What to produce >>
Leaving out all images, write out the records that follow exactly.

==== Excerpted records ====

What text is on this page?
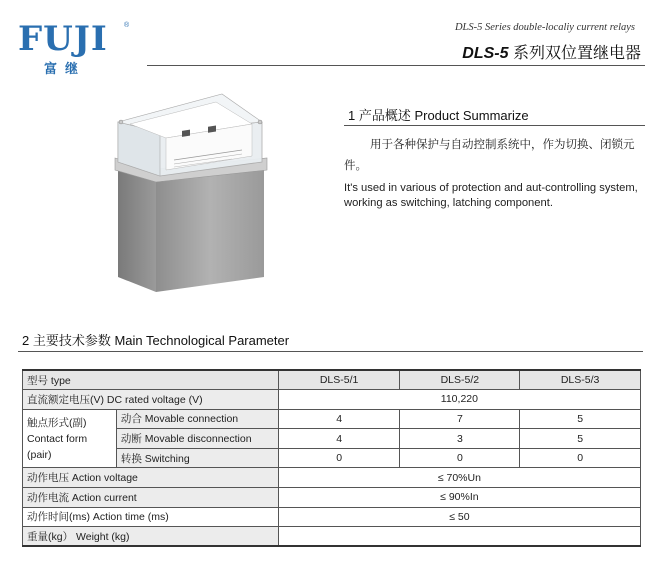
FUJI ®
富继
DLS-5 Series double-localiy current relays
DLS-5 系列双位置继电器
1 产品概述 Product Summarize
用于各种保护与自动控制系统中，作为切换、闭锁元件。
It's used in various of protection and aut-controlling system, working as switching, latching component.
2 主要技术参数 Main Technological Parameter
型号 type		DLS-5/1	DLS-5/2	DLS-5/3
直流额定电压(V) DC rated voltage (V)		110,220		
触点形式(副)
Contact form (pair)	动合 Movable connection	4	7	5
	动断 Movable disconnection	4	3	5
	转换 Switching	0	0	0
动作电压 Action voltage		≤ 70%Un		
动作电流 Action current		≤ 90%In		
动作时间(ms) Action time (ms)		≤ 50		
重量(kg） Weight (kg)				
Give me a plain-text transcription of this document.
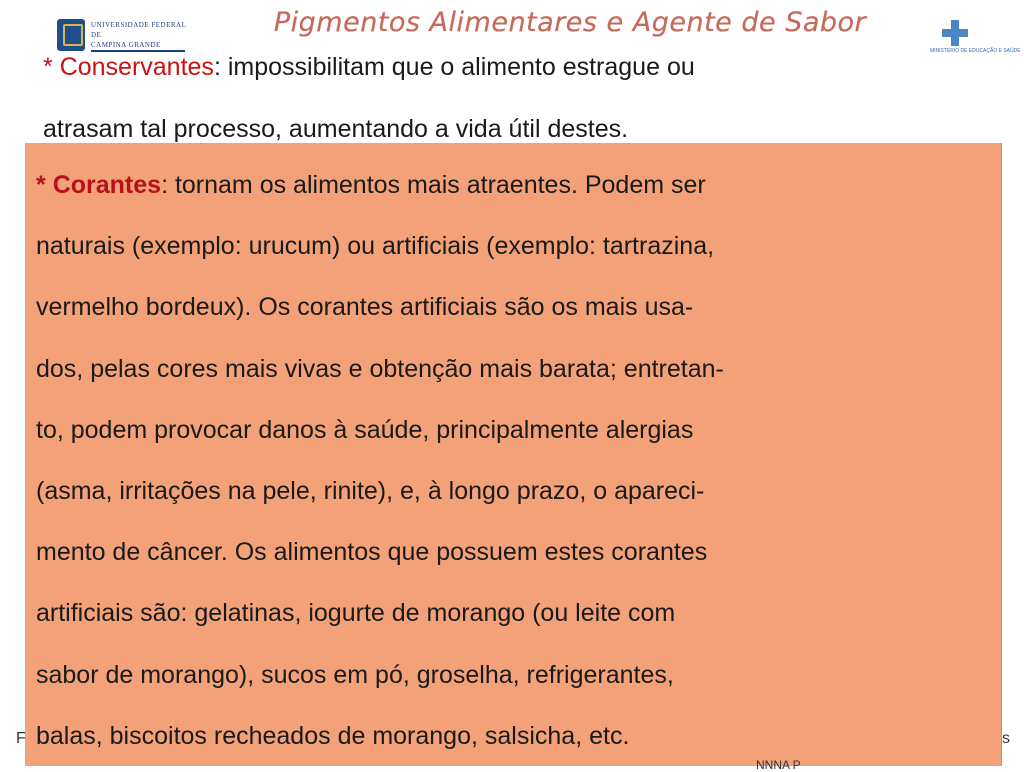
UNIVERSIDADE FEDERAL DE
CAMPINA GRANDE
Pigmentos Alimentares e Agente de Sabor
MINISTÉRIO DE EDUCAÇÃO E SAÚDE
* Conservantes: impossibilitam que o alimento estrague ou
atrasam tal processo, aumentando a vida útil destes.
* Corantes: tornam os alimentos mais atraentes. Podem ser
naturais (exemplo: urucum) ou artificiais (exemplo: tartrazina,
vermelho bordeux). Os corantes artificiais são os mais usa-
dos, pelas cores mais vivas e obtenção mais barata; entretan-
to, podem provocar danos à saúde, principalmente alergias
(asma, irritações na pele, rinite), e, à longo prazo, o apareci-
mento de câncer. Os alimentos que possuem estes corantes
artificiais são: gelatinas, iogurte de morango (ou leite com
sabor de morango), sucos em pó, groselha, refrigerantes,
balas, biscoitos recheados de morango, salsicha, etc.
F	s
NNNA P
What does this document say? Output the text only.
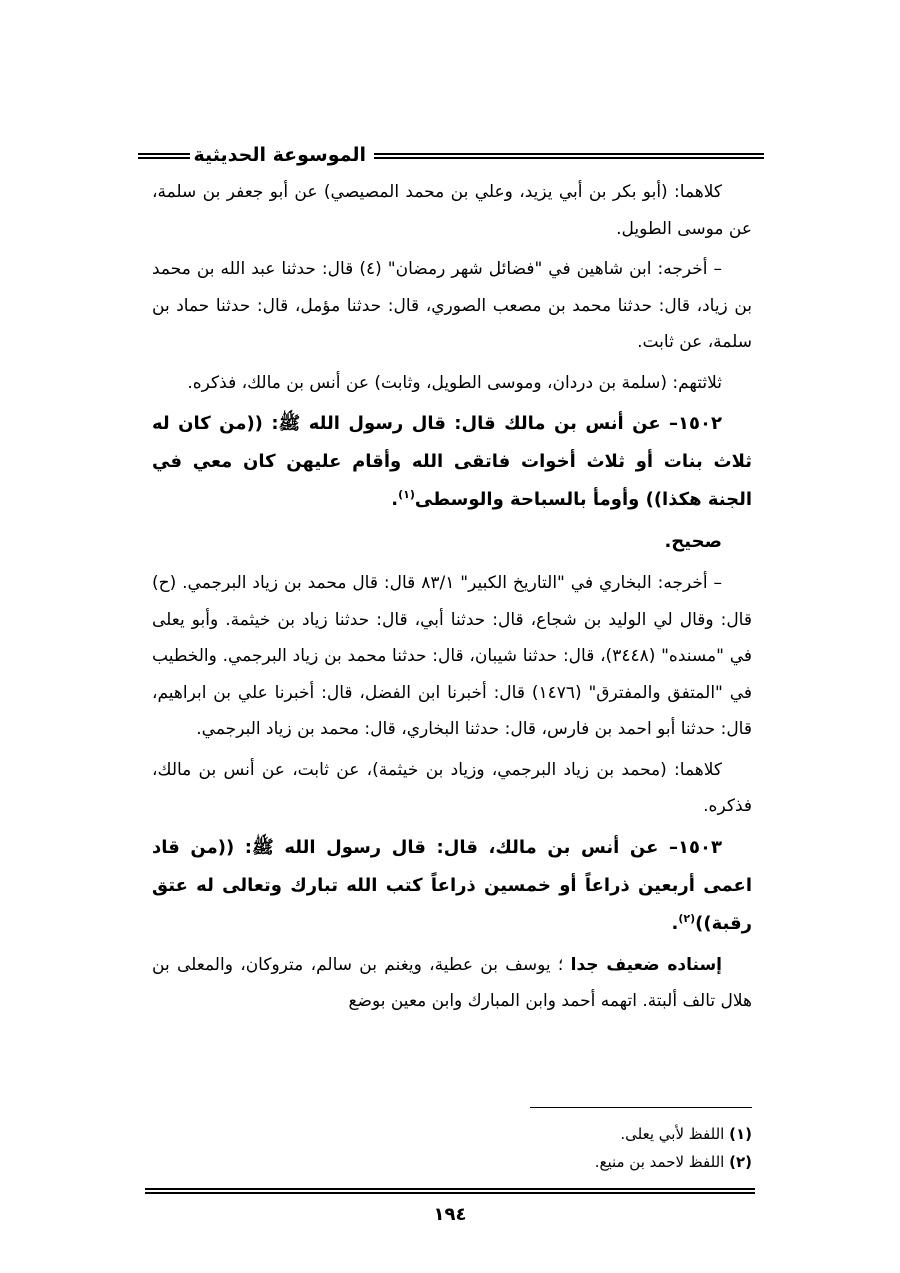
الموسوعة الحديثية

كلاهما: (أبو بكر بن أبي يزيد، وعلي بن محمد المصيصي) عن أبو جعفر بن سلمة، عن موسى الطويل.

– أخرجه: ابن شاهين في "فضائل شهر رمضان" (٤) قال: حدثنا عبد الله بن محمد بن زياد، قال: حدثنا محمد بن مصعب الصوري، قال: حدثنا مؤمل، قال: حدثنا حماد بن سلمة، عن ثابت.

ثلاثتهم: (سلمة بن دردان، وموسى الطويل، وثابت) عن أنس بن مالك، فذكره.

١٥٠٢– عن أنس بن مالك قال: قال رسول الله ﷺ: ((من كان له ثلاث بنات أو ثلاث أخوات فاتقى الله وأقام عليهن كان معي في الجنة هكذا)) وأومأ بالسباحة والوسطى$^{(١)}$.

صحيح.

– أخرجه: البخاري في "التاريخ الكبير" ٨٣/١ قال: قال محمد بن زياد البرجمي. (ح) قال: وقال لي الوليد بن شجاع، قال: حدثنا أبي، قال: حدثنا زياد بن خيثمة. وأبو يعلى في "مسنده" (٣٤٤٨)، قال: حدثنا شيبان، قال: حدثنا محمد بن زياد البرجمي. والخطيب في "المتفق والمفترق" (١٤٧٦) قال: أخبرنا ابن الفضل، قال: أخبرنا علي بن ابراهيم، قال: حدثنا أبو احمد بن فارس، قال: حدثنا البخاري، قال: محمد بن زياد البرجمي.

كلاهما: (محمد بن زياد البرجمي، وزياد بن خيثمة)، عن ثابت، عن أنس بن مالك، فذكره.

١٥٠٣– عن أنس بن مالك، قال: قال رسول الله ﷺ: ((من قاد اعمى أربعين ذراعاً أو خمسين ذراعاً كتب الله تبارك وتعالى له عتق رقبة))$^{(٢)}$.

إسناده ضعيف جدا ؛ يوسف بن عطية، ويغنم بن سالم، متروكان، والمعلى بن هلال تالف ألبتة. اتهمه أحمد وابن المبارك وابن معين بوضع

(١) اللفظ لأبي يعلى.
(٢) اللفظ لاحمد بن منيع.
١٩٤
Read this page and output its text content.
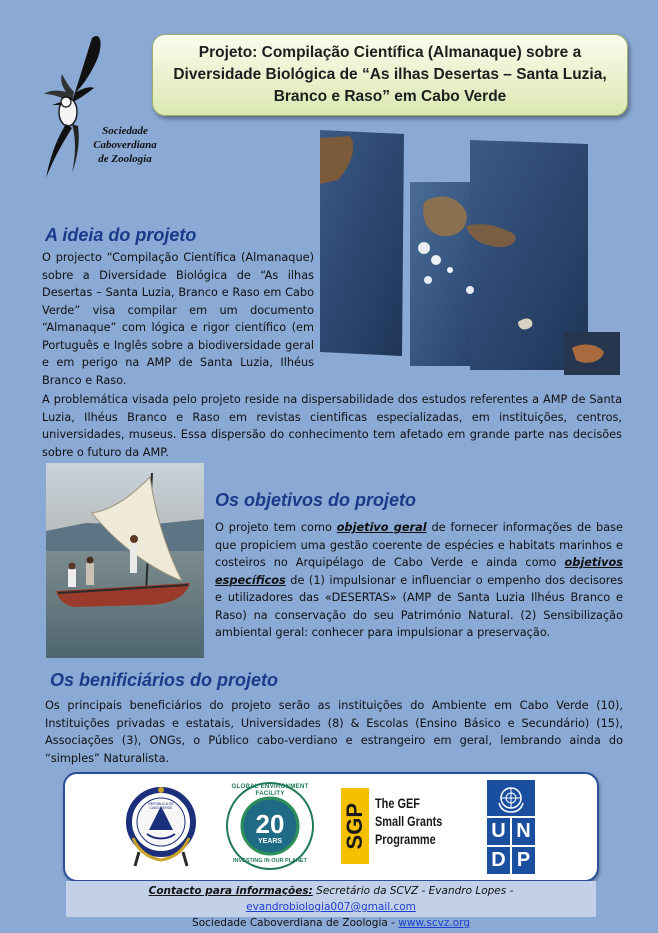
Sociedade
Caboverdiana
de Zoologia
Projeto: Compilação Científica (Almanaque) sobre a Diversidade Biológica de “As ilhas Desertas – Santa Luzia, Branco e Raso” em Cabo Verde
A ideia do projeto

O projecto “Compilação Científica (Almanaque) sobre a Diversidade Biológica de “As ilhas Desertas – Santa Luzia, Branco e Raso em Cabo Verde” visa compilar em um documento “Almanaque” com lógica e rigor científico (em Português e Inglês sobre a biodiversidade geral e em perigo na AMP de Santa Luzia, Ilhéus Branco e Raso.

A problemática visada pelo projeto reside na dispersabilidade dos estudos referentes a AMP de Santa Luzia, Ilhéus Branco e Raso em revistas cientificas especializadas, em instituições, centros, universidades, museus. Essa dispersão do conhecimento tem afetado em grande parte nas decisões sobre o futuro da AMP.

Os objetivos do projeto

O projeto tem como objetivo geral de fornecer informações de base que propiciem uma gestão coerente de espécies e habitats marinhos e costeiros no Arquipélago de Cabo Verde e ainda como objetivos específicos de (1) impulsionar e influenciar o empenho dos decisores e utilizadores das «DESERTAS» (AMP de Santa Luzia Ilhéus Branco e Raso) na conservação do seu Património Natural. (2) Sensibilização ambiental geral: conhecer para impulsionar a preservação.

Os benificiários do projeto

Os principais beneficiários do projeto serão as instituições do Ambiente em Cabo Verde (10), Instituições privadas e estatais, Universidades (8) & Escolas (Ensino Básico e Secundário) (15), Associações (3), ONGs, o Público cabo-verdiano e estrangeiro em geral, lembrando ainda do “simples” Naturalista.

REPÚBLICA DE CABO VERDE
GLOBAL ENVIRONMENT FACILITY
20
YEARS
INVESTING IN OUR PLANET
SGP The GEF
Small Grants
Programme	U N
D P
Contacto para informações: Secretário da SCVZ - Evandro Lopes - evandrobiologia007@gmail.com
Sociedade Caboverdiana de Zoologia - www.scvz.org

====

Output for this exercise >>
What text is on this page?
FUJI ®
富继
DLS-5 Series double-localiy current relays
DLS-5 系列双位置继电器
1 产品概述 Product Summarize
用于各种保护与自动控制系统中，作为切换、闭锁元件。
It's used in various of protection and aut-controlling system, working as switching, latching component.
2 主要技术参数 Main Technological Parameter
型号 type		DLS-5/1	DLS-5/2	DLS-5/3
直流额定电压(V) DC rated voltage (V)		110,220		
触点形式(副)
Contact form (pair)	动合 Movable connection	4	7	5
	动断 Movable disconnection	4	3	5
	转换 Switching	0	0	0
动作电压 Action voltage		≤ 70%Un		
动作电流 Action current		≤ 90%In		
动作时间(ms) Action time (ms)		≤ 50		
重量(kg） Weight (kg)				
Give me a plain-text transcription of this document.
UNIVERSIDADE FEDERAL DE
CAMPINA GRANDE
Pigmentos Alimentares e Agente de Sabor
MINISTÉRIO DE EDUCAÇÃO E SAÚDE
* Conservantes: impossibilitam que o alimento estrague ou
atrasam tal processo, aumentando a vida útil destes.
* Corantes: tornam os alimentos mais atraentes. Podem ser
naturais (exemplo: urucum) ou artificiais (exemplo: tartrazina,
vermelho bordeux). Os corantes artificiais são os mais usa-
dos, pelas cores mais vivas e obtenção mais barata; entretan-
to, podem provocar danos à saúde, principalmente alergias
(asma, irritações na pele, rinite), e, à longo prazo, o apareci-
mento de câncer. Os alimentos que possuem estes corantes
artificiais são: gelatinas, iogurte de morango (ou leite com
sabor de morango), sucos em pó, groselha, refrigerantes,
balas, biscoitos recheados de morango, salsicha, etc.
F	s
NNNA P
What does this document say? Output the text only.
الموسوعة الحديثية

كلاهما: (أبو بكر بن أبي يزيد، وعلي بن محمد المصيصي) عن أبو جعفر بن سلمة، عن موسى الطويل.

– أخرجه: ابن شاهين في "فضائل شهر رمضان" (٤) قال: حدثنا عبد الله بن محمد بن زياد، قال: حدثنا محمد بن مصعب الصوري، قال: حدثنا مؤمل، قال: حدثنا حماد بن سلمة، عن ثابت.

ثلاثتهم: (سلمة بن دردان، وموسى الطويل، وثابت) عن أنس بن مالك، فذكره.

١٥٠٢– عن أنس بن مالك قال: قال رسول الله ﷺ: ((من كان له ثلاث بنات أو ثلاث أخوات فاتقى الله وأقام عليهن كان معي في الجنة هكذا)) وأومأ بالسباحة والوسطى$^{(١)}$.

صحيح.

– أخرجه: البخاري في "التاريخ الكبير" ٨٣/١ قال: قال محمد بن زياد البرجمي. (ح) قال: وقال لي الوليد بن شجاع، قال: حدثنا أبي، قال: حدثنا زياد بن خيثمة. وأبو يعلى في "مسنده" (٣٤٤٨)، قال: حدثنا شيبان، قال: حدثنا محمد بن زياد البرجمي. والخطيب في "المتفق والمفترق" (١٤٧٦) قال: أخبرنا ابن الفضل، قال: أخبرنا علي بن ابراهيم، قال: حدثنا أبو احمد بن فارس، قال: حدثنا البخاري، قال: محمد بن زياد البرجمي.

كلاهما: (محمد بن زياد البرجمي، وزياد بن خيثمة)، عن ثابت، عن أنس بن مالك، فذكره.

١٥٠٣– عن أنس بن مالك، قال: قال رسول الله ﷺ: ((من قاد اعمى أربعين ذراعاً أو خمسين ذراعاً كتب الله تبارك وتعالى له عتق رقبة))$^{(٢)}$.

إسناده ضعيف جدا ؛ يوسف بن عطية، ويغنم بن سالم، متروكان، والمعلى بن هلال تالف ألبتة. اتهمه أحمد وابن المبارك وابن معين بوضع

(١) اللفظ لأبي يعلى.
(٢) اللفظ لاحمد بن منيع.
١٩٤
Read this page and output its text content.
Sociedade
Caboverdiana
de Zoologia
Projeto: Compilação Científica (Almanaque) sobre a Diversidade Biológica de “As ilhas Desertas – Santa Luzia, Branco e Raso” em Cabo Verde
A ideia do projeto

O projecto “Compilação Científica (Almanaque) sobre a Diversidade Biológica de “As ilhas Desertas – Santa Luzia, Branco e Raso em Cabo Verde” visa compilar em um documento “Almanaque” com lógica e rigor científico (em Português e Inglês sobre a biodiversidade geral e em perigo na AMP de Santa Luzia, Ilhéus Branco e Raso.

A problemática visada pelo projeto reside na dispersabilidade dos estudos referentes a AMP de Santa Luzia, Ilhéus Branco e Raso em revistas cientificas especializadas, em instituições, centros, universidades, museus. Essa dispersão do conhecimento tem afetado em grande parte nas decisões sobre o futuro da AMP.

Os objetivos do projeto

O projeto tem como objetivo geral de fornecer informações de base que propiciem uma gestão coerente de espécies e habitats marinhos e costeiros no Arquipélago de Cabo Verde e ainda como objetivos específicos de (1) impulsionar e influenciar o empenho dos decisores e utilizadores das «DESERTAS» (AMP de Santa Luzia Ilhéus Branco e Raso) na conservação do seu Património Natural. (2) Sensibilização ambiental geral: conhecer para impulsionar a preservação.

Os benificiários do projeto

Os principais beneficiários do projeto serão as instituições do Ambiente em Cabo Verde (10), Instituições privadas e estatais, Universidades (8) & Escolas (Ensino Básico e Secundário) (15), Associações (3), ONGs, o Público cabo-verdiano e estrangeiro em geral, lembrando ainda do “simples” Naturalista.

REPÚBLICA DE CABO VERDE
GLOBAL ENVIRONMENT FACILITY
20
YEARS
INVESTING IN OUR PLANET
SGP The GEF
Small Grants
Programme	U N
D P
Contacto para informações: Secretário da SCVZ - Evandro Lopes - evandrobiologia007@gmail.com
Sociedade Caboverdiana de Zoologia - www.scvz.org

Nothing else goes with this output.